▶ **Data provided**:
◆ ◆ ◆ ◆ ◆

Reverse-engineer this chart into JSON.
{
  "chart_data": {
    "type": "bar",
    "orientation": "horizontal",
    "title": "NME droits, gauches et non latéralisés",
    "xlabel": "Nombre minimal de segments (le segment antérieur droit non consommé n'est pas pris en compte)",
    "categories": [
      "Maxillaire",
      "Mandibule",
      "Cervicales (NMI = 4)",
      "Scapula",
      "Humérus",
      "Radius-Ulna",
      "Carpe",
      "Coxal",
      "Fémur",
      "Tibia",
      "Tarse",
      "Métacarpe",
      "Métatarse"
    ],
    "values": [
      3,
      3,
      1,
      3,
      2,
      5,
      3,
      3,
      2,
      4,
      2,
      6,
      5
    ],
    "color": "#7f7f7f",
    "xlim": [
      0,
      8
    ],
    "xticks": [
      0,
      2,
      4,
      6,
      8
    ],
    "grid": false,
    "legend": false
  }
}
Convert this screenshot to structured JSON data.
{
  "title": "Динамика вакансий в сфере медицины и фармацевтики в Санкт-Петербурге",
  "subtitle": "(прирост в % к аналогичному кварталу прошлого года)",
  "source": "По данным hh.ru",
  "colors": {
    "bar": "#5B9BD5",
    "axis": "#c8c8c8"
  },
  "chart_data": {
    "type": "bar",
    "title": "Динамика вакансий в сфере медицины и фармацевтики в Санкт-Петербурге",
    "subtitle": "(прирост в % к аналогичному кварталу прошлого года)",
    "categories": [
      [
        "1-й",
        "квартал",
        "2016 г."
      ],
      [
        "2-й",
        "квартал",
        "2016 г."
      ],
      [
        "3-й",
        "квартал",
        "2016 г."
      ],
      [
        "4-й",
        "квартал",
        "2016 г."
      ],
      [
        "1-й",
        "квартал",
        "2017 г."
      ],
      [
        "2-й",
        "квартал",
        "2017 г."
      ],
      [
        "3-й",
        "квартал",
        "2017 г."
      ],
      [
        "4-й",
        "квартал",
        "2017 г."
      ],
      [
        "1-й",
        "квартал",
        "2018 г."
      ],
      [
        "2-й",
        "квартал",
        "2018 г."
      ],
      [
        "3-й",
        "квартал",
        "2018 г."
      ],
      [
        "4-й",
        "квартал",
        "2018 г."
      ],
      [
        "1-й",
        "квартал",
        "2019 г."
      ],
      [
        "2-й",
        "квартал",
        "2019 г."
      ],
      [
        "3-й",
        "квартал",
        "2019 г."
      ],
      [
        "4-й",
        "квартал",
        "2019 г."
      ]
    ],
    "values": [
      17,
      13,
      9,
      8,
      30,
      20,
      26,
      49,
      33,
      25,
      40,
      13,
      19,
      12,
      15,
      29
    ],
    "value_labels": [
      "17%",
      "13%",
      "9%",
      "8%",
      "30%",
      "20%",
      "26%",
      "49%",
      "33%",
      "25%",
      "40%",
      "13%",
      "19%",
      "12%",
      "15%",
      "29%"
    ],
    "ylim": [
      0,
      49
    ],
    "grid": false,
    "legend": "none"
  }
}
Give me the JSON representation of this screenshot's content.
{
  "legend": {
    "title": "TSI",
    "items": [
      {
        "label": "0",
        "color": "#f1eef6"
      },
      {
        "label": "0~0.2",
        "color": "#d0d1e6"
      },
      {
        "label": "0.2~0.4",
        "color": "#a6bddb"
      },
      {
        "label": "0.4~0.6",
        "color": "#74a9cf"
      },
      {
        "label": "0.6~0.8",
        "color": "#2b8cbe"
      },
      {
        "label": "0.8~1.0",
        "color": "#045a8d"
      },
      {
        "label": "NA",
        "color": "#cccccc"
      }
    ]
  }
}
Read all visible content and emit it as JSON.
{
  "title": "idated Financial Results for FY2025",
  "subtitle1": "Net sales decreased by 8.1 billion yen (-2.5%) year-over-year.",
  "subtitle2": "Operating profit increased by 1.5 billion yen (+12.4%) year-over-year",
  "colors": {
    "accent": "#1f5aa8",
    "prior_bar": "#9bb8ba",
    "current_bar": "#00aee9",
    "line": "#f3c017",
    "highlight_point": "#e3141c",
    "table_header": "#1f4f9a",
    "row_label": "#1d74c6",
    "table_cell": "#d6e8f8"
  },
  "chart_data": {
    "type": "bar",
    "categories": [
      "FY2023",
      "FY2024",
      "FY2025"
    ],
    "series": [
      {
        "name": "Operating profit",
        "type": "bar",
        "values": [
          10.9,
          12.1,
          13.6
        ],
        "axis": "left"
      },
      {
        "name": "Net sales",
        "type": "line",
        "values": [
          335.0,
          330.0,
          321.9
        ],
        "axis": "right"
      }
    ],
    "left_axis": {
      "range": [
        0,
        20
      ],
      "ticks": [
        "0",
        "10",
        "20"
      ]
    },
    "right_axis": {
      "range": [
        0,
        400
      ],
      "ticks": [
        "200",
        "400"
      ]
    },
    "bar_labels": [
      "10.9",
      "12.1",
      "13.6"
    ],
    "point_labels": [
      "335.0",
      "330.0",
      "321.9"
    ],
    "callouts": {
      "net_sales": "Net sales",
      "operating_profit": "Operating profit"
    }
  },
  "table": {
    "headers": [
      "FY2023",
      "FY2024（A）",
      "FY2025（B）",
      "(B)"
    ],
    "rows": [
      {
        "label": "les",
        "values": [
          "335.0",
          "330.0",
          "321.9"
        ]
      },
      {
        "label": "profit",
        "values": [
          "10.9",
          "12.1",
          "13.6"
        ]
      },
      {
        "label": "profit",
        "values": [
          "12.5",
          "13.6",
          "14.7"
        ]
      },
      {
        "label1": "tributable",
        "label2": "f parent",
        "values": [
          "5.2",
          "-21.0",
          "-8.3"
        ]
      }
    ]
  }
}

◆ ◆ ◆ ◆ ◆

▶ **Goal**: Print all of the entries again, exactly as written.

▶ **Final answer**:
Reverse-engineer this chart into JSON.
{
  "chart_data": {
    "type": "bar",
    "orientation": "horizontal",
    "title": "NME droits, gauches et non latéralisés",
    "xlabel": "Nombre minimal de segments (le segment antérieur droit non consommé n'est pas pris en compte)",
    "categories": [
      "Maxillaire",
      "Mandibule",
      "Cervicales (NMI = 4)",
      "Scapula",
      "Humérus",
      "Radius-Ulna",
      "Carpe",
      "Coxal",
      "Fémur",
      "Tibia",
      "Tarse",
      "Métacarpe",
      "Métatarse"
    ],
    "values": [
      3,
      3,
      1,
      3,
      2,
      5,
      3,
      3,
      2,
      4,
      2,
      6,
      5
    ],
    "color": "#7f7f7f",
    "xlim": [
      0,
      8
    ],
    "xticks": [
      0,
      2,
      4,
      6,
      8
    ],
    "grid": false,
    "legend": false
  }
}
Convert this screenshot to structured JSON data.
{
  "title": "Динамика вакансий в сфере медицины и фармацевтики в Санкт-Петербурге",
  "subtitle": "(прирост в % к аналогичному кварталу прошлого года)",
  "source": "По данным hh.ru",
  "colors": {
    "bar": "#5B9BD5",
    "axis": "#c8c8c8"
  },
  "chart_data": {
    "type": "bar",
    "title": "Динамика вакансий в сфере медицины и фармацевтики в Санкт-Петербурге",
    "subtitle": "(прирост в % к аналогичному кварталу прошлого года)",
    "categories": [
      [
        "1-й",
        "квартал",
        "2016 г."
      ],
      [
        "2-й",
        "квартал",
        "2016 г."
      ],
      [
        "3-й",
        "квартал",
        "2016 г."
      ],
      [
        "4-й",
        "квартал",
        "2016 г."
      ],
      [
        "1-й",
        "квартал",
        "2017 г."
      ],
      [
        "2-й",
        "квартал",
        "2017 г."
      ],
      [
        "3-й",
        "квартал",
        "2017 г."
      ],
      [
        "4-й",
        "квартал",
        "2017 г."
      ],
      [
        "1-й",
        "квартал",
        "2018 г."
      ],
      [
        "2-й",
        "квартал",
        "2018 г."
      ],
      [
        "3-й",
        "квартал",
        "2018 г."
      ],
      [
        "4-й",
        "квартал",
        "2018 г."
      ],
      [
        "1-й",
        "квартал",
        "2019 г."
      ],
      [
        "2-й",
        "квартал",
        "2019 г."
      ],
      [
        "3-й",
        "квартал",
        "2019 г."
      ],
      [
        "4-й",
        "квартал",
        "2019 г."
      ]
    ],
    "values": [
      17,
      13,
      9,
      8,
      30,
      20,
      26,
      49,
      33,
      25,
      40,
      13,
      19,
      12,
      15,
      29
    ],
    "value_labels": [
      "17%",
      "13%",
      "9%",
      "8%",
      "30%",
      "20%",
      "26%",
      "49%",
      "33%",
      "25%",
      "40%",
      "13%",
      "19%",
      "12%",
      "15%",
      "29%"
    ],
    "ylim": [
      0,
      49
    ],
    "grid": false,
    "legend": "none"
  }
}
Give me the JSON representation of this screenshot's content.
{
  "legend": {
    "title": "TSI",
    "items": [
      {
        "label": "0",
        "color": "#f1eef6"
      },
      {
        "label": "0~0.2",
        "color": "#d0d1e6"
      },
      {
        "label": "0.2~0.4",
        "color": "#a6bddb"
      },
      {
        "label": "0.4~0.6",
        "color": "#74a9cf"
      },
      {
        "label": "0.6~0.8",
        "color": "#2b8cbe"
      },
      {
        "label": "0.8~1.0",
        "color": "#045a8d"
      },
      {
        "label": "NA",
        "color": "#cccccc"
      }
    ]
  }
}
Read all visible content and emit it as JSON.
{
  "title": "idated Financial Results for FY2025",
  "subtitle1": "Net sales decreased by 8.1 billion yen (-2.5%) year-over-year.",
  "subtitle2": "Operating profit increased by 1.5 billion yen (+12.4%) year-over-year",
  "colors": {
    "accent": "#1f5aa8",
    "prior_bar": "#9bb8ba",
    "current_bar": "#00aee9",
    "line": "#f3c017",
    "highlight_point": "#e3141c",
    "table_header": "#1f4f9a",
    "row_label": "#1d74c6",
    "table_cell": "#d6e8f8"
  },
  "chart_data": {
    "type": "bar",
    "categories": [
      "FY2023",
      "FY2024",
      "FY2025"
    ],
    "series": [
      {
        "name": "Operating profit",
        "type": "bar",
        "values": [
          10.9,
          12.1,
          13.6
        ],
        "axis": "left"
      },
      {
        "name": "Net sales",
        "type": "line",
        "values": [
          335.0,
          330.0,
          321.9
        ],
        "axis": "right"
      }
    ],
    "left_axis": {
      "range": [
        0,
        20
      ],
      "ticks": [
        "0",
        "10",
        "20"
      ]
    },
    "right_axis": {
      "range": [
        0,
        400
      ],
      "ticks": [
        "200",
        "400"
      ]
    },
    "bar_labels": [
      "10.9",
      "12.1",
      "13.6"
    ],
    "point_labels": [
      "335.0",
      "330.0",
      "321.9"
    ],
    "callouts": {
      "net_sales": "Net sales",
      "operating_profit": "Operating profit"
    }
  },
  "table": {
    "headers": [
      "FY2023",
      "FY2024（A）",
      "FY2025（B）",
      "(B)"
    ],
    "rows": [
      {
        "label": "les",
        "values": [
          "335.0",
          "330.0",
          "321.9"
        ]
      },
      {
        "label": "profit",
        "values": [
          "10.9",
          "12.1",
          "13.6"
        ]
      },
      {
        "label": "profit",
        "values": [
          "12.5",
          "13.6",
          "14.7"
        ]
      },
      {
        "label1": "tributable",
        "label2": "f parent",
        "values": [
          "5.2",
          "-21.0",
          "-8.3"
        ]
      }
    ]
  }
}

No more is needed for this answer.